В августе 1990 года Карен начала «выключаться» чаще, или же она начала больше рассказывать об этих случаях. В четверг ночью она обнаружила у себя под подушкой нож. Она не могла понять как он туда попал. Три-четыре часа выпали вечером в пятницу. Она написала мне следующее:
Слово «мы» мне бросилось в глаза. Она была одна, но «мы доберемся домой». Карен говорила, что «включилась» по щелчку пальца и осознала, что заблудилась. Все началось во время поездки за продуктами. Она вышла из дома в половину девятого вечера и «очнулась» в два ночи. Продукты она так и не купила и не досчиталась пятнадцати долларов в сумочке. Она благодарила Бога, что оказалась не так далеко от дома.
Сейчас Карен рассказала достаточно, чтобы понять, что у нее диссоциативное расстройство личности. Оставалось выяснить, не было ли это синдромом множественном личности. На мой взгляд этот термин больше подходит для человека, в котором уживаются разные автономные личности. Большинство психиатров никогда не сталкивались с данным синдромом, и я считаю, что подтвержденные случаи расщепления личности достаточно редки, хотя многие чрезмерно усердные врачи ставили подобный диагноз, чтобы в будущем заявить, что сталкивались с чем-то подобным.
Если у Карен был синдром множественной личности, то главная проблема заключалась в том, что та часть нее, которая приходитла ко мне на сеансы, не осознавала этого. Понять, что она страдала от диссоциативного расстройства личности, - не самое трудное. Оставалось неясным, как сказать об этом Карен. Я не готов был раскрыть ей свои мысли на этот счет, так как боялся ее реакции. Она едва держалась. Мне не хотелось давать ей серьезный повод для самоубийства и подталкивать ее к самому краю. Я поговорил бы с ней тогда, когда она сама начала делать бóльший акцент на этом обстоятельстве во время наших сеансов.
Пока что я сделал основной упор на укреплении взаимного доверия и управлении ее срывами.
Карен часто рассказывала о потребности наказать себя, потому что она «плохая». С ее слов, в последний раз она ранила себя три месяца назад. Она не могла смириться с тем, что ее отец трогал ее и бил. Ей больше не хотелось, чтобы к ней когда-либо прикасались снова. Ее посещали мысли вырезать свои половые органы. Тогда я посмотрел на нее. Карен выглядела слишком спокойной. Так выглядят люди, серьезно решившиеся на что-то. Разговор об отрезании частей тела пугал. Мне надо было попытаться искоренить подобные мысли.
- Обсуждая со мной насилие, которое Вы пережили, Вы утрачиваете часть столь знакомой боли, что чувствуете необходимость заполнить образовавшуюся пустоту. Я пытаюсь сказать, что нанесение вреда себе может иметь рациональное объяснение.

● ● ●

Во сколько, согласно отрывку, Карен вышла из дома за продуктами и во сколько она «очнулась»? Эти записи получены из другого источника.

Записанные данные
● ● ●

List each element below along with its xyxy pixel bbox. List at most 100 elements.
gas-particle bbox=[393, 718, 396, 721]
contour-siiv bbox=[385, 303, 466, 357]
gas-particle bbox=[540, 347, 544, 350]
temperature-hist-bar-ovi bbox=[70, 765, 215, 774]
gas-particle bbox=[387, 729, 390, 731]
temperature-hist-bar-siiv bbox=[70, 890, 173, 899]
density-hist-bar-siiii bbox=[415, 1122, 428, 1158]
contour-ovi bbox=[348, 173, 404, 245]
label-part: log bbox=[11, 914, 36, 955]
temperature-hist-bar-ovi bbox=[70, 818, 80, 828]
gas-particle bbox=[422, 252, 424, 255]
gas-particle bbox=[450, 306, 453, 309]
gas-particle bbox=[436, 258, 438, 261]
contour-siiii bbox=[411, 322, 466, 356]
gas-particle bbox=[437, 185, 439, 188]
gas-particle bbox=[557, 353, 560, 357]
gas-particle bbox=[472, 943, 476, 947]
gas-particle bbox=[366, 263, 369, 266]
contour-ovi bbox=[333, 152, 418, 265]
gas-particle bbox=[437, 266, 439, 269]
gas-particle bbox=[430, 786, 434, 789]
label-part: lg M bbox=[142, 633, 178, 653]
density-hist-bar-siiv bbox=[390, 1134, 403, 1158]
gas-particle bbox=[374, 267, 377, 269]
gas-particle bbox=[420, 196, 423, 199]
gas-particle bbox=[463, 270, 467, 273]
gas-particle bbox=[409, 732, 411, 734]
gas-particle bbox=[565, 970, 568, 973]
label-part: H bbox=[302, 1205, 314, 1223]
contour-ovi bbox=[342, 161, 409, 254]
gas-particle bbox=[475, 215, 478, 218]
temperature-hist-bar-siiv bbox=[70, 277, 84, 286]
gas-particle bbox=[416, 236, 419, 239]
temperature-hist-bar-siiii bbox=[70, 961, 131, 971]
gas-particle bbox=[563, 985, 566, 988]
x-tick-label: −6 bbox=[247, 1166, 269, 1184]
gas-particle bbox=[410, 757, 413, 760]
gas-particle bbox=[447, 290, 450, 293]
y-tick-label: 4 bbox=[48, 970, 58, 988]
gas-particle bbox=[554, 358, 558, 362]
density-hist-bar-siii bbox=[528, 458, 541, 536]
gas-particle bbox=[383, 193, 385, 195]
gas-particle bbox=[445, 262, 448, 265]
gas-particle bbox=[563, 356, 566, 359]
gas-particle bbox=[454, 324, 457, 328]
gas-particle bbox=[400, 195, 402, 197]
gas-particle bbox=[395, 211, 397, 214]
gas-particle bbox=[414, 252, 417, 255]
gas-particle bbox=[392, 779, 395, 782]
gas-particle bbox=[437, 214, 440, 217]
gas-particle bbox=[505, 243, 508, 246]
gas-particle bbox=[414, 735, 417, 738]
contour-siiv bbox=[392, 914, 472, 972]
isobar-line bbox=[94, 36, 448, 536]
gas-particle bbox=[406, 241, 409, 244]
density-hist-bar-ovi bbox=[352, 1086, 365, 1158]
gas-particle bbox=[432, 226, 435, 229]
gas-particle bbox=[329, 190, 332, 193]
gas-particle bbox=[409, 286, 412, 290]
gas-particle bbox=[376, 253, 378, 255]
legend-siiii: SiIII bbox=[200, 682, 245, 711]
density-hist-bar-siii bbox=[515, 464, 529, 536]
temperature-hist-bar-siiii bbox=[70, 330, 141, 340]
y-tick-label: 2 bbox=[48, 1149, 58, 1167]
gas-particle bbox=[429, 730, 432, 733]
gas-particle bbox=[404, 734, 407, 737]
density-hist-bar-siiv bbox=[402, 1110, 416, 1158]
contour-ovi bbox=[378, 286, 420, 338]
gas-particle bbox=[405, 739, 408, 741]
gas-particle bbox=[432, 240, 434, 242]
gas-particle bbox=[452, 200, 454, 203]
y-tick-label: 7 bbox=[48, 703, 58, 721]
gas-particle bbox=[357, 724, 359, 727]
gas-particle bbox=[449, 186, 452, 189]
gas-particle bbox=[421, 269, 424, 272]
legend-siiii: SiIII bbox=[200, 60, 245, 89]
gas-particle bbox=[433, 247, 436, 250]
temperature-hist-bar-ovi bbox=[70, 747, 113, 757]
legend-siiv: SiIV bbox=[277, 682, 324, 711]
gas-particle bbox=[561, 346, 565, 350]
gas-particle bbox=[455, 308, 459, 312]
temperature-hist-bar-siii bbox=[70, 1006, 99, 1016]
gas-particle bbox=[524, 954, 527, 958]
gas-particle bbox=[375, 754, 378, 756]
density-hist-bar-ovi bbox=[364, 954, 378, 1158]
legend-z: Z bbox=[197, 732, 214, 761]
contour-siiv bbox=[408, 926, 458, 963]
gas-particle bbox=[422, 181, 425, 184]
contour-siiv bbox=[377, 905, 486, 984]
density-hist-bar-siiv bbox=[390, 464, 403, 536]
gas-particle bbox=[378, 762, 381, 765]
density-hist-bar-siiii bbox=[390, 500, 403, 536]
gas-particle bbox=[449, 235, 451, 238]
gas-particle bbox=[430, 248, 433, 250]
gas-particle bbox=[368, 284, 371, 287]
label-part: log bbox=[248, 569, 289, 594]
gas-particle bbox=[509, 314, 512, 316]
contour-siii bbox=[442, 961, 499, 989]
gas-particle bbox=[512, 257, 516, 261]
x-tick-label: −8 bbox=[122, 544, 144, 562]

● ● ●

Результат упражнения: Она вышла из дома в половину девятого вечера и «очнулась» в два ночи.